Stored dataset items
»»
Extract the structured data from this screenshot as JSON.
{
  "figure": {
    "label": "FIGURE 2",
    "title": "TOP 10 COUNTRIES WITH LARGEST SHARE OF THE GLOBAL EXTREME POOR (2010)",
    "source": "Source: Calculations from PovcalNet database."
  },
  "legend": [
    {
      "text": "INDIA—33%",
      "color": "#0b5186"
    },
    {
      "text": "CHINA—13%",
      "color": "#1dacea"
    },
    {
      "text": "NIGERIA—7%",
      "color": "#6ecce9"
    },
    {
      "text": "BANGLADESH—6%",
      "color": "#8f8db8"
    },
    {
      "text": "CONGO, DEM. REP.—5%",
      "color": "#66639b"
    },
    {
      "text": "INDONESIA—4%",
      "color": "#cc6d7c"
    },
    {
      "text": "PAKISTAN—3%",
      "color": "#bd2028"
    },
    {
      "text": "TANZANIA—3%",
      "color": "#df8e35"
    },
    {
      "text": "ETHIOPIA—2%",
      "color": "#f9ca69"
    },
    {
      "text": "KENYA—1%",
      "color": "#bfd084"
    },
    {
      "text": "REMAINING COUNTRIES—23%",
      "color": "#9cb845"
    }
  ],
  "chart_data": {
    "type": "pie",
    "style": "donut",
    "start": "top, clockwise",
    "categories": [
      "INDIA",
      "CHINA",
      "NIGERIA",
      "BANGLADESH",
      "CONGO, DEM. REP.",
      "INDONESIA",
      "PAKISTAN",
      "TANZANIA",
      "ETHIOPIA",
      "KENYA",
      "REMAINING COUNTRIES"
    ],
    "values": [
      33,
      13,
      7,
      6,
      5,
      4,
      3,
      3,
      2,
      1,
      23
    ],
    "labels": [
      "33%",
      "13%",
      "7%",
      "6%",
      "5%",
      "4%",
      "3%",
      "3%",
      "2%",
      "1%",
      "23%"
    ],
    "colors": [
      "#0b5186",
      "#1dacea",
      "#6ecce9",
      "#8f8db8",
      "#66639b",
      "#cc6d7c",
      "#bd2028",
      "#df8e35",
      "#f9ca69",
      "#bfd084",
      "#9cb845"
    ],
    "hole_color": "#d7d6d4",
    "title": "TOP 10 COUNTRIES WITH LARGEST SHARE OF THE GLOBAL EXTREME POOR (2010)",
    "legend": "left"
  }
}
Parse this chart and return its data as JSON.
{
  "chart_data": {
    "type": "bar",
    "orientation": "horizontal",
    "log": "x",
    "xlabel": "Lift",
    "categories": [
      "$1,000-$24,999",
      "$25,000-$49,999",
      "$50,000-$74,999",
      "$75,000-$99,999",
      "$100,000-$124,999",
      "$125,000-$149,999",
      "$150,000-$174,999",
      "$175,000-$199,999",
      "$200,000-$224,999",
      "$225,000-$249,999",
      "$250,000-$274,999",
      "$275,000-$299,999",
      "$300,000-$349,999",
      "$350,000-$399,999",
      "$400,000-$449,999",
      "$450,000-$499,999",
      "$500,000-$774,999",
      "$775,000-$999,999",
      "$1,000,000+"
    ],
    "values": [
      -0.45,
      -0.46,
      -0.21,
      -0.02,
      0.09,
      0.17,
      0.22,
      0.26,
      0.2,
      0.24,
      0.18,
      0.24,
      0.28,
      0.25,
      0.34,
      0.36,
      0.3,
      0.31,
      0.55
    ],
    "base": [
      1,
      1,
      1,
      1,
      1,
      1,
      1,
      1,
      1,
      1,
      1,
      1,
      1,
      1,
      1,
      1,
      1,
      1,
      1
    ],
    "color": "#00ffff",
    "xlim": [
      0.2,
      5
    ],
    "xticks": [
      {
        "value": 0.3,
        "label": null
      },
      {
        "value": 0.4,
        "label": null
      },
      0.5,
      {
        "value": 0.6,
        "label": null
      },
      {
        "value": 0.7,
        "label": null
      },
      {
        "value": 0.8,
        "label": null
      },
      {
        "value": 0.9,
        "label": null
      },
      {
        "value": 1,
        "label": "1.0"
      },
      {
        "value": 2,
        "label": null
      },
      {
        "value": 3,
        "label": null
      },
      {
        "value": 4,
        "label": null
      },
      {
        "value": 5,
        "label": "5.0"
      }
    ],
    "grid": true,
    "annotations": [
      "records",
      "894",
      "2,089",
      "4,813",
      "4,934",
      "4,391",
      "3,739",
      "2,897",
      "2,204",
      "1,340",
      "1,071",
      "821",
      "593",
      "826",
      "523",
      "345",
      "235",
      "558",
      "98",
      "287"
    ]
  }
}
««
Work required
Give back the data above exactly as it appears.

The output
Extract the structured data from this screenshot as JSON.
{
  "figure": {
    "label": "FIGURE 2",
    "title": "TOP 10 COUNTRIES WITH LARGEST SHARE OF THE GLOBAL EXTREME POOR (2010)",
    "source": "Source: Calculations from PovcalNet database."
  },
  "legend": [
    {
      "text": "INDIA—33%",
      "color": "#0b5186"
    },
    {
      "text": "CHINA—13%",
      "color": "#1dacea"
    },
    {
      "text": "NIGERIA—7%",
      "color": "#6ecce9"
    },
    {
      "text": "BANGLADESH—6%",
      "color": "#8f8db8"
    },
    {
      "text": "CONGO, DEM. REP.—5%",
      "color": "#66639b"
    },
    {
      "text": "INDONESIA—4%",
      "color": "#cc6d7c"
    },
    {
      "text": "PAKISTAN—3%",
      "color": "#bd2028"
    },
    {
      "text": "TANZANIA—3%",
      "color": "#df8e35"
    },
    {
      "text": "ETHIOPIA—2%",
      "color": "#f9ca69"
    },
    {
      "text": "KENYA—1%",
      "color": "#bfd084"
    },
    {
      "text": "REMAINING COUNTRIES—23%",
      "color": "#9cb845"
    }
  ],
  "chart_data": {
    "type": "pie",
    "style": "donut",
    "start": "top, clockwise",
    "categories": [
      "INDIA",
      "CHINA",
      "NIGERIA",
      "BANGLADESH",
      "CONGO, DEM. REP.",
      "INDONESIA",
      "PAKISTAN",
      "TANZANIA",
      "ETHIOPIA",
      "KENYA",
      "REMAINING COUNTRIES"
    ],
    "values": [
      33,
      13,
      7,
      6,
      5,
      4,
      3,
      3,
      2,
      1,
      23
    ],
    "labels": [
      "33%",
      "13%",
      "7%",
      "6%",
      "5%",
      "4%",
      "3%",
      "3%",
      "2%",
      "1%",
      "23%"
    ],
    "colors": [
      "#0b5186",
      "#1dacea",
      "#6ecce9",
      "#8f8db8",
      "#66639b",
      "#cc6d7c",
      "#bd2028",
      "#df8e35",
      "#f9ca69",
      "#bfd084",
      "#9cb845"
    ],
    "hole_color": "#d7d6d4",
    "title": "TOP 10 COUNTRIES WITH LARGEST SHARE OF THE GLOBAL EXTREME POOR (2010)",
    "legend": "left"
  }
}
Parse this chart and return its data as JSON.
{
  "chart_data": {
    "type": "bar",
    "orientation": "horizontal",
    "log": "x",
    "xlabel": "Lift",
    "categories": [
      "$1,000-$24,999",
      "$25,000-$49,999",
      "$50,000-$74,999",
      "$75,000-$99,999",
      "$100,000-$124,999",
      "$125,000-$149,999",
      "$150,000-$174,999",
      "$175,000-$199,999",
      "$200,000-$224,999",
      "$225,000-$249,999",
      "$250,000-$274,999",
      "$275,000-$299,999",
      "$300,000-$349,999",
      "$350,000-$399,999",
      "$400,000-$449,999",
      "$450,000-$499,999",
      "$500,000-$774,999",
      "$775,000-$999,999",
      "$1,000,000+"
    ],
    "values": [
      -0.45,
      -0.46,
      -0.21,
      -0.02,
      0.09,
      0.17,
      0.22,
      0.26,
      0.2,
      0.24,
      0.18,
      0.24,
      0.28,
      0.25,
      0.34,
      0.36,
      0.3,
      0.31,
      0.55
    ],
    "base": [
      1,
      1,
      1,
      1,
      1,
      1,
      1,
      1,
      1,
      1,
      1,
      1,
      1,
      1,
      1,
      1,
      1,
      1,
      1
    ],
    "color": "#00ffff",
    "xlim": [
      0.2,
      5
    ],
    "xticks": [
      {
        "value": 0.3,
        "label": null
      },
      {
        "value": 0.4,
        "label": null
      },
      0.5,
      {
        "value": 0.6,
        "label": null
      },
      {
        "value": 0.7,
        "label": null
      },
      {
        "value": 0.8,
        "label": null
      },
      {
        "value": 0.9,
        "label": null
      },
      {
        "value": 1,
        "label": "1.0"
      },
      {
        "value": 2,
        "label": null
      },
      {
        "value": 3,
        "label": null
      },
      {
        "value": 4,
        "label": null
      },
      {
        "value": 5,
        "label": "5.0"
      }
    ],
    "grid": true,
    "annotations": [
      "records",
      "894",
      "2,089",
      "4,813",
      "4,934",
      "4,391",
      "3,739",
      "2,897",
      "2,204",
      "1,340",
      "1,071",
      "821",
      "593",
      "826",
      "523",
      "345",
      "235",
      "558",
      "98",
      "287"
    ]
  }
}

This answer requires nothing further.